Supplied material
"""
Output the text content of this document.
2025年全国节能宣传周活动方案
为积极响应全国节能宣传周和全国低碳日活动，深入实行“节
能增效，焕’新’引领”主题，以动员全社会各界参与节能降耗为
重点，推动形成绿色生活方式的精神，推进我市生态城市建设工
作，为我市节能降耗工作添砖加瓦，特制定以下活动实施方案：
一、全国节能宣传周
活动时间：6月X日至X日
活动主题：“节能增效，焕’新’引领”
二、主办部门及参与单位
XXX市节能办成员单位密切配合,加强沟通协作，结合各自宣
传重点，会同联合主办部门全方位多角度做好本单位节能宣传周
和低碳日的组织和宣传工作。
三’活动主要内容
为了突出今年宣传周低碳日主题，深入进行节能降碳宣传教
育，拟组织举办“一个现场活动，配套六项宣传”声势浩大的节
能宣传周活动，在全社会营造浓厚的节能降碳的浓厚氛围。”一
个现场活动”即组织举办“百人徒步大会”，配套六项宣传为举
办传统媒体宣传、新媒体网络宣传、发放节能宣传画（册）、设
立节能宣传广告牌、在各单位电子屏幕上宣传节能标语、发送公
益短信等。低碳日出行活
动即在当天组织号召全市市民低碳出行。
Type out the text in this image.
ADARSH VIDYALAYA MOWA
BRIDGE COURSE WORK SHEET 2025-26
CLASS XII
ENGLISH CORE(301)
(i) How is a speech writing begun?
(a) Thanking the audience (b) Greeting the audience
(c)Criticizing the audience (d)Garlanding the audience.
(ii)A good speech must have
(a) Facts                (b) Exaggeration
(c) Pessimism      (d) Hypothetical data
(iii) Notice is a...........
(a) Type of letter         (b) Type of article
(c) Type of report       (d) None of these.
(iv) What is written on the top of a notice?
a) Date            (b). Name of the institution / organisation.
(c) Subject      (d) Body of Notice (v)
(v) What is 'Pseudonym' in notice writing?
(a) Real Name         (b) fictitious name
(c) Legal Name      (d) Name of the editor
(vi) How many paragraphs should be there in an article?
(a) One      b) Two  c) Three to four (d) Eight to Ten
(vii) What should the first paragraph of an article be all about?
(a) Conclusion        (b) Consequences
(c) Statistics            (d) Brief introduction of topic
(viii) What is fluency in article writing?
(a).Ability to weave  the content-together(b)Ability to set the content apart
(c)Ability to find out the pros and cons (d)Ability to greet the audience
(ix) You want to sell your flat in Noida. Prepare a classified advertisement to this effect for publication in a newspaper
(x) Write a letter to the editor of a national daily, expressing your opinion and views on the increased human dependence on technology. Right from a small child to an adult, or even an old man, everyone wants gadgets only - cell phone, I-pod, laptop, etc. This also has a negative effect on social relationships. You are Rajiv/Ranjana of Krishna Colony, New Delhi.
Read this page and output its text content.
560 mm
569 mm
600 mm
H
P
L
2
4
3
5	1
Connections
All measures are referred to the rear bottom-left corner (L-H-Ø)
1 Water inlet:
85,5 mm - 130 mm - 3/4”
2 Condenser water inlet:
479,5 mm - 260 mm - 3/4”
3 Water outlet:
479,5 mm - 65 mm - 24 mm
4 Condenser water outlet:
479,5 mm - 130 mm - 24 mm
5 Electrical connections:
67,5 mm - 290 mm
"""
Directions for this task
Every entry in the listing must be retyped exactly.

Answer below
Output the text content of this document.
2025年全国节能宣传周活动方案
为积极响应全国节能宣传周和全国低碳日活动，深入实行“节
能增效，焕’新’引领”主题，以动员全社会各界参与节能降耗为
重点，推动形成绿色生活方式的精神，推进我市生态城市建设工
作，为我市节能降耗工作添砖加瓦，特制定以下活动实施方案：
一、全国节能宣传周
活动时间：6月X日至X日
活动主题：“节能增效，焕’新’引领”
二、主办部门及参与单位
XXX市节能办成员单位密切配合,加强沟通协作，结合各自宣
传重点，会同联合主办部门全方位多角度做好本单位节能宣传周
和低碳日的组织和宣传工作。
三’活动主要内容
为了突出今年宣传周低碳日主题，深入进行节能降碳宣传教
育，拟组织举办“一个现场活动，配套六项宣传”声势浩大的节
能宣传周活动，在全社会营造浓厚的节能降碳的浓厚氛围。”一
个现场活动”即组织举办“百人徒步大会”，配套六项宣传为举
办传统媒体宣传、新媒体网络宣传、发放节能宣传画（册）、设
立节能宣传广告牌、在各单位电子屏幕上宣传节能标语、发送公
益短信等。低碳日出行活
动即在当天组织号召全市市民低碳出行。
Type out the text in this image.
ADARSH VIDYALAYA MOWA
BRIDGE COURSE WORK SHEET 2025-26
CLASS XII
ENGLISH CORE(301)
(i) How is a speech writing begun?
(a) Thanking the audience (b) Greeting the audience
(c)Criticizing the audience (d)Garlanding the audience.
(ii)A good speech must have
(a) Facts                (b) Exaggeration
(c) Pessimism      (d) Hypothetical data
(iii) Notice is a...........
(a) Type of letter         (b) Type of article
(c) Type of report       (d) None of these.
(iv) What is written on the top of a notice?
a) Date            (b). Name of the institution / organisation.
(c) Subject      (d) Body of Notice (v)
(v) What is 'Pseudonym' in notice writing?
(a) Real Name         (b) fictitious name
(c) Legal Name      (d) Name of the editor
(vi) How many paragraphs should be there in an article?
(a) One      b) Two  c) Three to four (d) Eight to Ten
(vii) What should the first paragraph of an article be all about?
(a) Conclusion        (b) Consequences
(c) Statistics            (d) Brief introduction of topic
(viii) What is fluency in article writing?
(a).Ability to weave  the content-together(b)Ability to set the content apart
(c)Ability to find out the pros and cons (d)Ability to greet the audience
(ix) You want to sell your flat in Noida. Prepare a classified advertisement to this effect for publication in a newspaper
(x) Write a letter to the editor of a national daily, expressing your opinion and views on the increased human dependence on technology. Right from a small child to an adult, or even an old man, everyone wants gadgets only - cell phone, I-pod, laptop, etc. This also has a negative effect on social relationships. You are Rajiv/Ranjana of Krishna Colony, New Delhi.
Read this page and output its text content.
560 mm
569 mm
600 mm
H
P
L
2
4
3
5	1
Connections
All measures are referred to the rear bottom-left corner (L-H-Ø)
1 Water inlet:
85,5 mm - 130 mm - 3/4”
2 Condenser water inlet:
479,5 mm - 260 mm - 3/4”
3 Water outlet:
479,5 mm - 65 mm - 24 mm
4 Condenser water outlet:
479,5 mm - 130 mm - 24 mm
5 Electrical connections:
67,5 mm - 290 mm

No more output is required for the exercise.